Entries taken from a collection
_ _ _ _

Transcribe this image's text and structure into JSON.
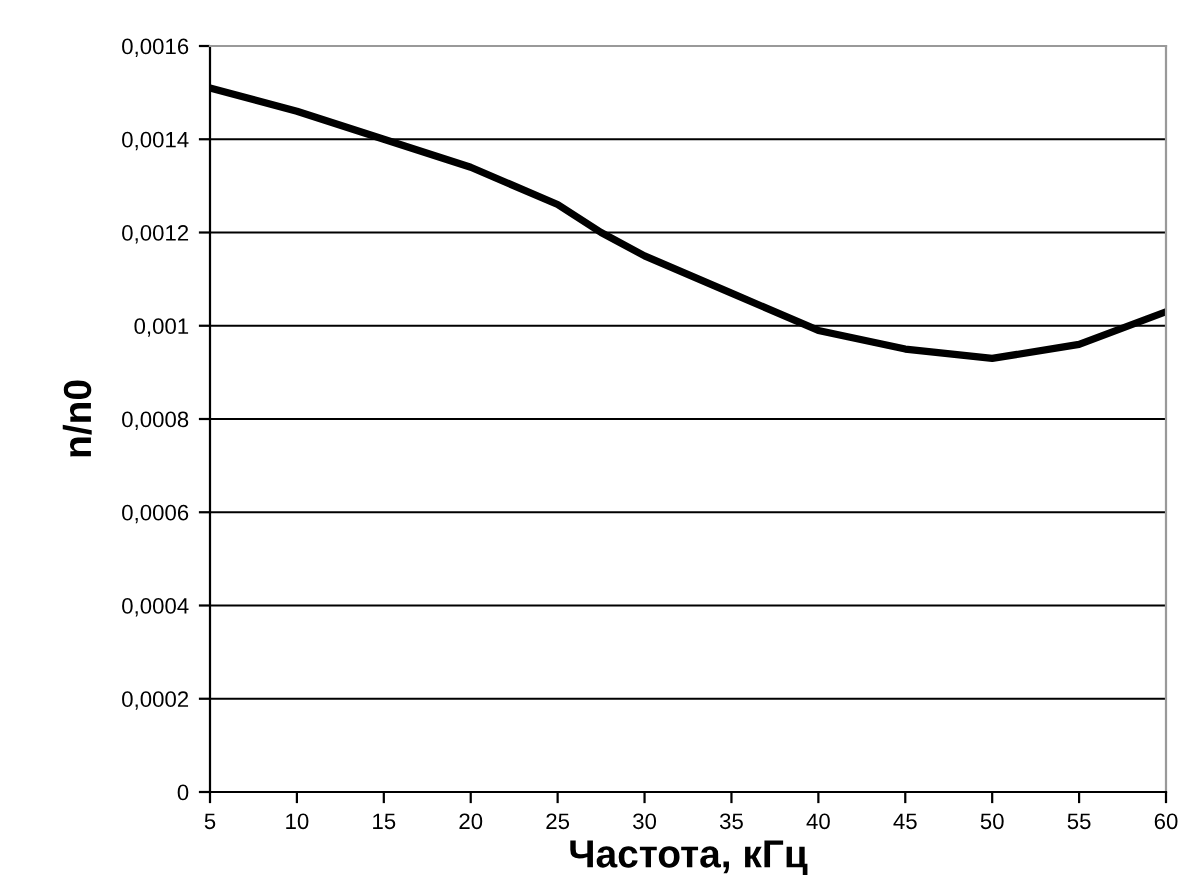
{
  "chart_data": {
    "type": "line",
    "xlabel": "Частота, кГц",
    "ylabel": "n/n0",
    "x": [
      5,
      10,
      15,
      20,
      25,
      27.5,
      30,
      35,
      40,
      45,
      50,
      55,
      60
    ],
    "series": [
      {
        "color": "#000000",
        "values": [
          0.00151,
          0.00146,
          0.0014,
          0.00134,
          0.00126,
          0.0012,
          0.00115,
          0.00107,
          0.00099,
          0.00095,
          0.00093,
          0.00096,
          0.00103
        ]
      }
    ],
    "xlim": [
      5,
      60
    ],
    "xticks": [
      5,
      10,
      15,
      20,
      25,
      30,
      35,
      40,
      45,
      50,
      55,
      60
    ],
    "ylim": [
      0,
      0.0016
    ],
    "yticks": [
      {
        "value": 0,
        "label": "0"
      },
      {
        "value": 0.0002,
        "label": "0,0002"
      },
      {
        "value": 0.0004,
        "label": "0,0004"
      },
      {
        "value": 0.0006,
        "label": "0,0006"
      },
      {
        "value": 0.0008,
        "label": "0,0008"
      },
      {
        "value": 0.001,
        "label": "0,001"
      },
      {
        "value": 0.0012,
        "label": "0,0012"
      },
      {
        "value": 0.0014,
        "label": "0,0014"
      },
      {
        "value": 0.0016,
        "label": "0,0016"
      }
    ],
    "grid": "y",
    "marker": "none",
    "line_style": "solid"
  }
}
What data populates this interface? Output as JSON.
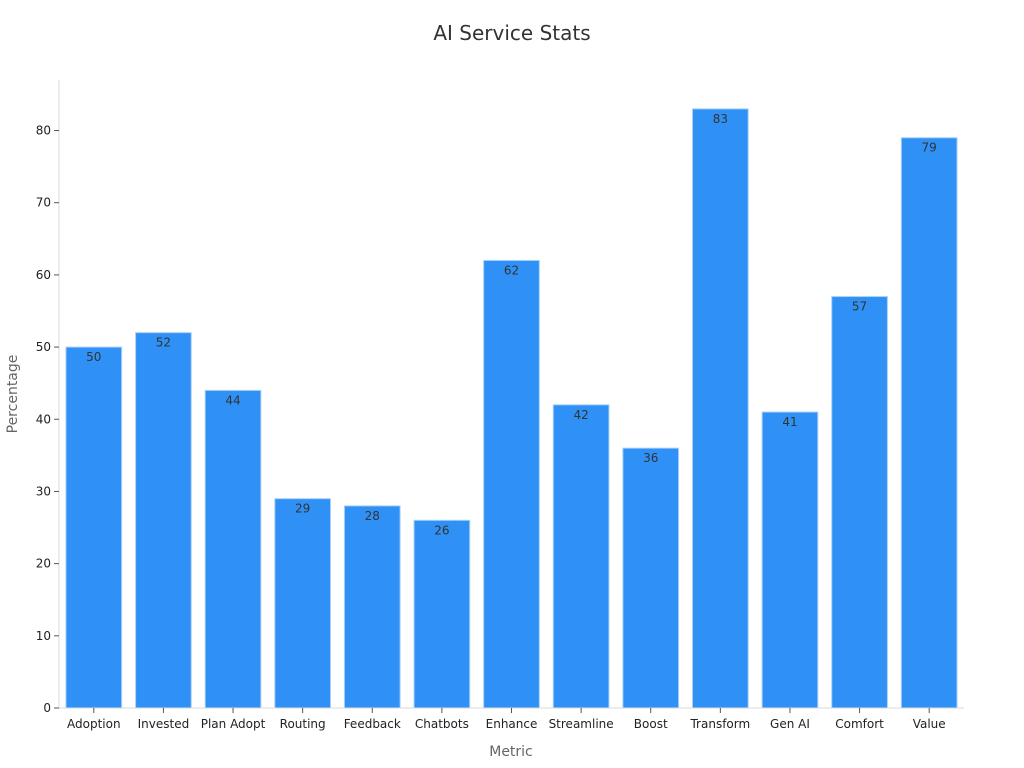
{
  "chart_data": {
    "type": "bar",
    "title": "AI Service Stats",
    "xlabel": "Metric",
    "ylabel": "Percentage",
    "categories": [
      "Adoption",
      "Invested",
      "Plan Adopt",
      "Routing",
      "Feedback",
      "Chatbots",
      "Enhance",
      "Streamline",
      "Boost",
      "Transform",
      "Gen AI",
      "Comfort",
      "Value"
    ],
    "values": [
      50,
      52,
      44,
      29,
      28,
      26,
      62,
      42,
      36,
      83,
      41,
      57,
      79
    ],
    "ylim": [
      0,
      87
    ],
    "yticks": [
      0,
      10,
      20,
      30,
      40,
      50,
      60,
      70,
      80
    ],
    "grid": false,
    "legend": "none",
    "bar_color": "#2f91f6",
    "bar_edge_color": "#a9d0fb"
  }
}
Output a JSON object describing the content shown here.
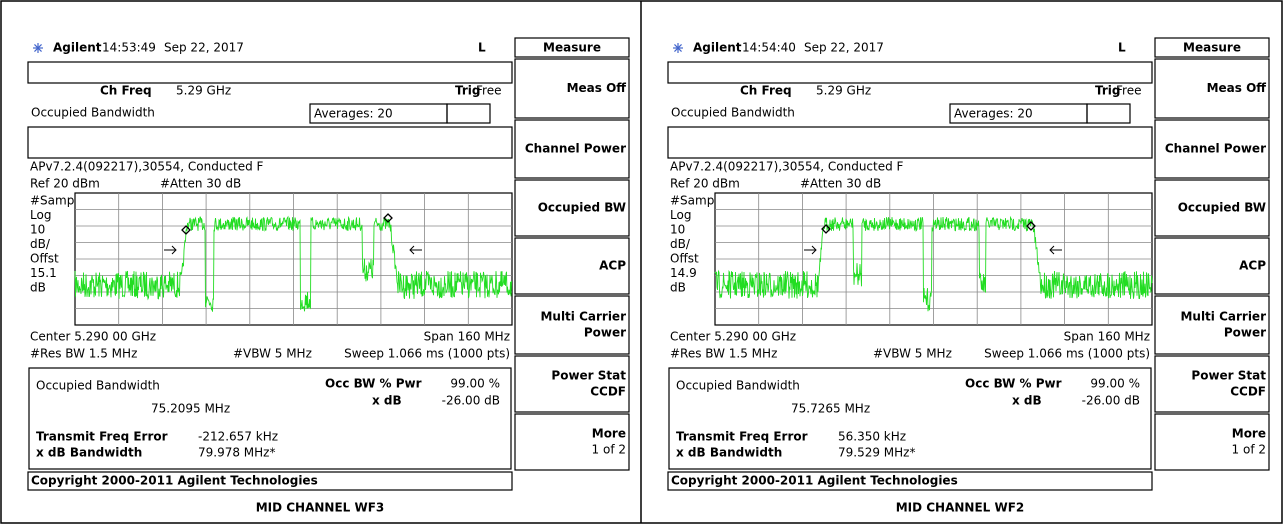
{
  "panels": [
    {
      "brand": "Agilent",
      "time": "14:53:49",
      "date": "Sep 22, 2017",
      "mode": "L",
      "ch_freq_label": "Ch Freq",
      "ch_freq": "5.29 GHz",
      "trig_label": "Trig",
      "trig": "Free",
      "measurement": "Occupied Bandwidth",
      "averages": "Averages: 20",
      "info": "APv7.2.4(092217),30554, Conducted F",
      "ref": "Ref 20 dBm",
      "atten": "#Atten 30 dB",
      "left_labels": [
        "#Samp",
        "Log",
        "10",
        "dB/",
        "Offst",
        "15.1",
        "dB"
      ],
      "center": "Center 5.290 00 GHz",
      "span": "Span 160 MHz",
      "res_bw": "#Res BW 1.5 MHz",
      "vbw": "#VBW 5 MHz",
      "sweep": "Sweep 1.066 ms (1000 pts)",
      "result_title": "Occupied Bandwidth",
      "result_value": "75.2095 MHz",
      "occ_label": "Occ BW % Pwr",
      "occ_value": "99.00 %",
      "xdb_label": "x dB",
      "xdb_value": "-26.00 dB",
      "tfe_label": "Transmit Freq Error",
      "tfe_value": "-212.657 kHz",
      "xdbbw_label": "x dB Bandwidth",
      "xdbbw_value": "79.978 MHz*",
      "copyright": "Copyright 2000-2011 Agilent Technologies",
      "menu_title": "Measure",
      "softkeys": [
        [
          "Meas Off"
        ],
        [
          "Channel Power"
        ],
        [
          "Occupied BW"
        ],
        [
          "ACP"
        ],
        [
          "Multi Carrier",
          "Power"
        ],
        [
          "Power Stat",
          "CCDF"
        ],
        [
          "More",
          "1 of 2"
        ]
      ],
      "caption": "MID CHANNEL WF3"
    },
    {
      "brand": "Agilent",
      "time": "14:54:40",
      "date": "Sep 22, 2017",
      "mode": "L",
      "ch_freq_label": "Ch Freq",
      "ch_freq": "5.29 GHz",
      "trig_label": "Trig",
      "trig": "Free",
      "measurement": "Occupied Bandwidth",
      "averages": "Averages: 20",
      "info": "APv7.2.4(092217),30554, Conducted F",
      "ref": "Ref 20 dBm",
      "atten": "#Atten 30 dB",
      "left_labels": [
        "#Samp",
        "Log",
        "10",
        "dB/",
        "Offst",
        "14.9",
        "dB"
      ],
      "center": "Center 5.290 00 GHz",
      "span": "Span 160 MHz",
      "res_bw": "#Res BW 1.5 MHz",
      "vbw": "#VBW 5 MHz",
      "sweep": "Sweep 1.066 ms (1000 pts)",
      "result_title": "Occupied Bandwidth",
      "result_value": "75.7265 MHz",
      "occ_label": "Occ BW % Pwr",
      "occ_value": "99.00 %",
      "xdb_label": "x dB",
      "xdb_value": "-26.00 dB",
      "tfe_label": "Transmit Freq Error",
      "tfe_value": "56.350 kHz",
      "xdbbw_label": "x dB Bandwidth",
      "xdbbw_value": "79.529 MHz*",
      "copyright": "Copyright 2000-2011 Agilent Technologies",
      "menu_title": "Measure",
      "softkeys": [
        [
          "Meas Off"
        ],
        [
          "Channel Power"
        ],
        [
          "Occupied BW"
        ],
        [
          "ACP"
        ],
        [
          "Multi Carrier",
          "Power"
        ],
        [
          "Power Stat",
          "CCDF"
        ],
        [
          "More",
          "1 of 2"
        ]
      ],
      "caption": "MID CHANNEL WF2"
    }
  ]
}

_ _ _ _

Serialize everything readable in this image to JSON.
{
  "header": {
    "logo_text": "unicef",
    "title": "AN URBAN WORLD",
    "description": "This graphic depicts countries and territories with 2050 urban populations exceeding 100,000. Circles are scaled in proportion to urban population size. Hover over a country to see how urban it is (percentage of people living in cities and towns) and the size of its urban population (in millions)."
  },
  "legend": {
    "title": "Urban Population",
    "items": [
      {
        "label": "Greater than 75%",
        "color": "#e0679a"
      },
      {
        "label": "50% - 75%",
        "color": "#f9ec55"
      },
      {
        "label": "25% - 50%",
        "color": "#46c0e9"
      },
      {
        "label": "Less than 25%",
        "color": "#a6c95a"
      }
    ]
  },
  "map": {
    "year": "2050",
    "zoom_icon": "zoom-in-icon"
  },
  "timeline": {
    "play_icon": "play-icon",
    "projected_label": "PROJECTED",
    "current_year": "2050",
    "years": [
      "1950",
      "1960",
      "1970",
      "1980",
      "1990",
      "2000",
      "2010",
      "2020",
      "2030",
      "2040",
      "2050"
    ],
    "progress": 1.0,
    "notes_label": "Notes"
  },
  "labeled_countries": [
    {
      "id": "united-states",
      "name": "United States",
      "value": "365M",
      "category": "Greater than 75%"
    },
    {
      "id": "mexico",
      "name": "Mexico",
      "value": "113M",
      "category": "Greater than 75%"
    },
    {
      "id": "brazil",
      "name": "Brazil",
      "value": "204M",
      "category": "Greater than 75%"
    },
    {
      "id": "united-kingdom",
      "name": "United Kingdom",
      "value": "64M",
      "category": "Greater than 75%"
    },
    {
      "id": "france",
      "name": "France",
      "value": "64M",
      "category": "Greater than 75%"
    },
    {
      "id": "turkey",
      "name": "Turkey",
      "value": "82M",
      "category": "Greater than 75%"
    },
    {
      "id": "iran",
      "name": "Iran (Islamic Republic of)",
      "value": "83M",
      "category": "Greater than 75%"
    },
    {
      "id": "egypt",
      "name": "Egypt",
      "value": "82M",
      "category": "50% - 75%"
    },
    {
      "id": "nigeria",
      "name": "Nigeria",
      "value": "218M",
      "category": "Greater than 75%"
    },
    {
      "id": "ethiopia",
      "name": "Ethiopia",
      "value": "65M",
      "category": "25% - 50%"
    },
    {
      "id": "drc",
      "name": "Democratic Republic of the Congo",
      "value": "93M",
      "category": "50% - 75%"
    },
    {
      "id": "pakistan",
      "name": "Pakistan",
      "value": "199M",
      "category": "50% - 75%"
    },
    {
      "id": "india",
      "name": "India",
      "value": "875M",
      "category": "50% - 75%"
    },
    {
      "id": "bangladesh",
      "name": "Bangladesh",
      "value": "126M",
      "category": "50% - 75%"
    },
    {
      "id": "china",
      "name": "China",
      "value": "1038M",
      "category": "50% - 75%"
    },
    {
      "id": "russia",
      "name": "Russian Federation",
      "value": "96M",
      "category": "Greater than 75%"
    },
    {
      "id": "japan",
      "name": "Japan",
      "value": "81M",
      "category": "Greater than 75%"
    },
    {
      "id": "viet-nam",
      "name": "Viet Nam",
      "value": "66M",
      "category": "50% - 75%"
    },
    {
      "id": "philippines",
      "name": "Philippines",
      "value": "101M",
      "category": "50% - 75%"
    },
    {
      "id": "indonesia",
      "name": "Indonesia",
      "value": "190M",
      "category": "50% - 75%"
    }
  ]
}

_ _ _ _

The problem: Each line above that includes "image" should be shown.

The solution:
Transcribe this image's text and structure into JSON.
Serialize everything readable in this image to JSON.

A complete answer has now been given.